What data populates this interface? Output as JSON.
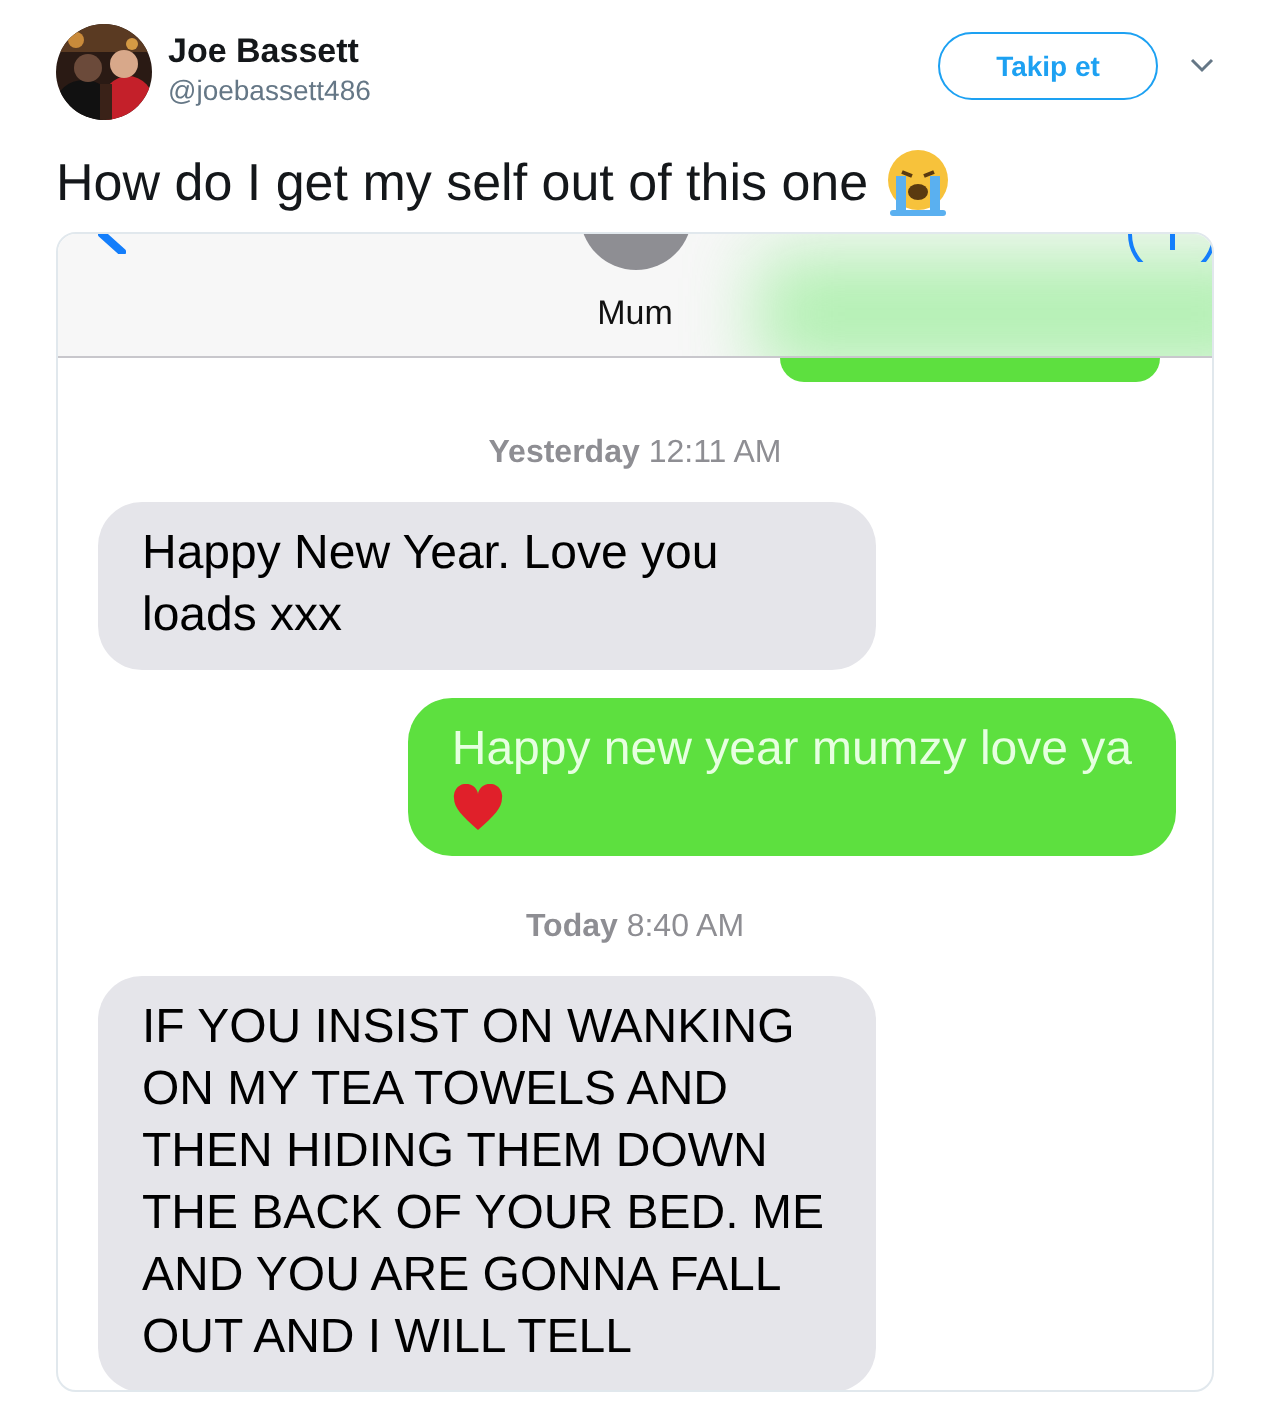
{
  "author": {
    "name": "Joe Bassett",
    "handle": "@joebassett486"
  },
  "follow_button": "Takip et",
  "tweet": {
    "text": "How do I get my self out of this one",
    "trailing_emoji": true
  },
  "conversation": {
    "contact": "Mum",
    "messages": [
      {
        "kind": "partial"
      },
      {
        "kind": "timestamp",
        "text": "**Yesterday** 12:11 AM"
      },
      {
        "kind": "received",
        "text": "Happy New Year. Love you loads xxx",
        "trailing_emoji": false
      },
      {
        "kind": "sent",
        "text": "Happy new year mumzy love ya",
        "trailing_emoji": true
      },
      {
        "kind": "timestamp",
        "text": "**Today** 8:40 AM"
      },
      {
        "kind": "received",
        "text": "IF YOU INSIST ON WANKING ON MY TEA TOWELS AND THEN HIDING THEM DOWN THE BACK OF YOUR BED. ME AND YOU ARE GONNA FALL OUT AND I WILL TELL",
        "trailing_emoji": false
      }
    ]
  }
}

+ + + + + + +

**Exercise objective:** Omitting all images, print the listing exactly.

**Result of the task:**
What data populates this interface? Output as JSON.
{
  "author": {
    "name": "Joe Bassett",
    "handle": "@joebassett486"
  },
  "follow_button": "Takip et",
  "tweet": {
    "text": "How do I get my self out of this one",
    "trailing_emoji": true
  },
  "conversation": {
    "contact": "Mum",
    "messages": [
      {
        "kind": "partial"
      },
      {
        "kind": "timestamp",
        "text": "**Yesterday** 12:11 AM"
      },
      {
        "kind": "received",
        "text": "Happy New Year. Love you loads xxx",
        "trailing_emoji": false
      },
      {
        "kind": "sent",
        "text": "Happy new year mumzy love ya",
        "trailing_emoji": true
      },
      {
        "kind": "timestamp",
        "text": "**Today** 8:40 AM"
      },
      {
        "kind": "received",
        "text": "IF YOU INSIST ON WANKING ON MY TEA TOWELS AND THEN HIDING THEM DOWN THE BACK OF YOUR BED. ME AND YOU ARE GONNA FALL OUT AND I WILL TELL",
        "trailing_emoji": false
      }
    ]
  }
}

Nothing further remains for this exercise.